(Problem description):
Restate the full set of records exactly, word for word.

(Stored data):
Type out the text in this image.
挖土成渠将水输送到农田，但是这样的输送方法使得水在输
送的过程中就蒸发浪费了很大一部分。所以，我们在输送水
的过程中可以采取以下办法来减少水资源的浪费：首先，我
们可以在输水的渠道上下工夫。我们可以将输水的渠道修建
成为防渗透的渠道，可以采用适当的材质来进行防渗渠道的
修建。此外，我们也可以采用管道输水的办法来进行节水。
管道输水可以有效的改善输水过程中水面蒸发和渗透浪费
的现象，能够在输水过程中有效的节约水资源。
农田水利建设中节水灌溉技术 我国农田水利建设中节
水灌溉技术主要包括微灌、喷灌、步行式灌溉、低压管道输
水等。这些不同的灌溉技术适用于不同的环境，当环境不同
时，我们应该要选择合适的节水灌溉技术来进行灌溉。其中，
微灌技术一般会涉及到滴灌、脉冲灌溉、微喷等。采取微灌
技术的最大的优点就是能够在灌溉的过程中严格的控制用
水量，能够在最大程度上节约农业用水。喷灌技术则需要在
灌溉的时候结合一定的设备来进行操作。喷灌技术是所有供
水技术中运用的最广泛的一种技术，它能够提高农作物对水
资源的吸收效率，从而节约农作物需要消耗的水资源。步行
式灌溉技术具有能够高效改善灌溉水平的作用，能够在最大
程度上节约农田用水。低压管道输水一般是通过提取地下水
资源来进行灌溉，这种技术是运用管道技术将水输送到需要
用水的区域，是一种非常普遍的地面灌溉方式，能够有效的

(Output):
Type out the text in this image.
挖土成渠将水输送到农田，但是这样的输送方法使得水在输
送的过程中就蒸发浪费了很大一部分。所以，我们在输送水
的过程中可以采取以下办法来减少水资源的浪费：首先，我
们可以在输水的渠道上下工夫。我们可以将输水的渠道修建
成为防渗透的渠道，可以采用适当的材质来进行防渗渠道的
修建。此外，我们也可以采用管道输水的办法来进行节水。
管道输水可以有效的改善输水过程中水面蒸发和渗透浪费
的现象，能够在输水过程中有效的节约水资源。
农田水利建设中节水灌溉技术 我国农田水利建设中节
水灌溉技术主要包括微灌、喷灌、步行式灌溉、低压管道输
水等。这些不同的灌溉技术适用于不同的环境，当环境不同
时，我们应该要选择合适的节水灌溉技术来进行灌溉。其中，
微灌技术一般会涉及到滴灌、脉冲灌溉、微喷等。采取微灌
技术的最大的优点就是能够在灌溉的过程中严格的控制用
水量，能够在最大程度上节约农业用水。喷灌技术则需要在
灌溉的时候结合一定的设备来进行操作。喷灌技术是所有供
水技术中运用的最广泛的一种技术，它能够提高农作物对水
资源的吸收效率，从而节约农作物需要消耗的水资源。步行
式灌溉技术具有能够高效改善灌溉水平的作用，能够在最大
程度上节约农田用水。低压管道输水一般是通过提取地下水
资源来进行灌溉，这种技术是运用管道技术将水输送到需要
用水的区域，是一种非常普遍的地面灌溉方式，能够有效的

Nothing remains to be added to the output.